▶ Written request
State the number of lines, and only that number, in which the word "Adenine" appears.

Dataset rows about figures
━━━━━━━━━━━━━━━━━━━━
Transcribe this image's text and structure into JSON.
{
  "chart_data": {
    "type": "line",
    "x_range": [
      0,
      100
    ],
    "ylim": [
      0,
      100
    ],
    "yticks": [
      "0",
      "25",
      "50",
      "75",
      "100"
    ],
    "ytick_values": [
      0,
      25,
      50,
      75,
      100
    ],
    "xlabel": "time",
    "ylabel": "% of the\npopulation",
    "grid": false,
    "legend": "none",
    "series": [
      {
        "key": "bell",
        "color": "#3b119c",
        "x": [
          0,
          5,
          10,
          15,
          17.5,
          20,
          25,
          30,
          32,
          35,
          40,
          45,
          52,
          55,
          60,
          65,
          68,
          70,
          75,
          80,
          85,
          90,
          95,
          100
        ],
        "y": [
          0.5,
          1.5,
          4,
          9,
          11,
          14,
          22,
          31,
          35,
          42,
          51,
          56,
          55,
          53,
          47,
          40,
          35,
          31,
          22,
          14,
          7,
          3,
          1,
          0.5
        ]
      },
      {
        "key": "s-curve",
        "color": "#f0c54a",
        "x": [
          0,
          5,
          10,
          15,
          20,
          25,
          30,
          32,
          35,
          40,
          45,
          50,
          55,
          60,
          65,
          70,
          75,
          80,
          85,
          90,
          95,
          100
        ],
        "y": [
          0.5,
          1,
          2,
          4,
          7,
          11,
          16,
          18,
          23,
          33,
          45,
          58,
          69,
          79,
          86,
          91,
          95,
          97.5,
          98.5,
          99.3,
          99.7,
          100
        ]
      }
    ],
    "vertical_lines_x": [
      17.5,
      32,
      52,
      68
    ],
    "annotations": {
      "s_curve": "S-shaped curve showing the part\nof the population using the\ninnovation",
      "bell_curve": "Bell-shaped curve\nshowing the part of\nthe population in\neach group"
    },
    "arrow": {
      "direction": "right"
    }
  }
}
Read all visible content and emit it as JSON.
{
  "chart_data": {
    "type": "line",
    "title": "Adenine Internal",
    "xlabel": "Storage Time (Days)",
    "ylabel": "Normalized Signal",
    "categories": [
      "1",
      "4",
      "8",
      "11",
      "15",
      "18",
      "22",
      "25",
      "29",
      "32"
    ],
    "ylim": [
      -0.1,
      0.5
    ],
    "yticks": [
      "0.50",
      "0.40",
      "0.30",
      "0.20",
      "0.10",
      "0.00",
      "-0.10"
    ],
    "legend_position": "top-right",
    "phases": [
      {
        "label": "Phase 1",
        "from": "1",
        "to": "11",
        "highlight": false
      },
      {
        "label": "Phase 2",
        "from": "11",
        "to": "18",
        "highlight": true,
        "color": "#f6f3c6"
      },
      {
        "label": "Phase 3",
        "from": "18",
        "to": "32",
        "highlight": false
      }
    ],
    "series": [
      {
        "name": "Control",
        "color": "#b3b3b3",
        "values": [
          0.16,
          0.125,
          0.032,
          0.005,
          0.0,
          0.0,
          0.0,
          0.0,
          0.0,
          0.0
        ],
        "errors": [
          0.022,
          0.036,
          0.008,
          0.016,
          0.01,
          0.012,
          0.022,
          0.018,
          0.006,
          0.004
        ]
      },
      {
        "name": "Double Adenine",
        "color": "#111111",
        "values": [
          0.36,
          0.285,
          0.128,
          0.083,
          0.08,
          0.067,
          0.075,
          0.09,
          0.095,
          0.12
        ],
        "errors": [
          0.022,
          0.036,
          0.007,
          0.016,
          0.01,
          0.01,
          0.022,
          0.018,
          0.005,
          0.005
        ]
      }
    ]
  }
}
━━━━━━━━━━━━━━━━━━━━
▶ Exercise solution
2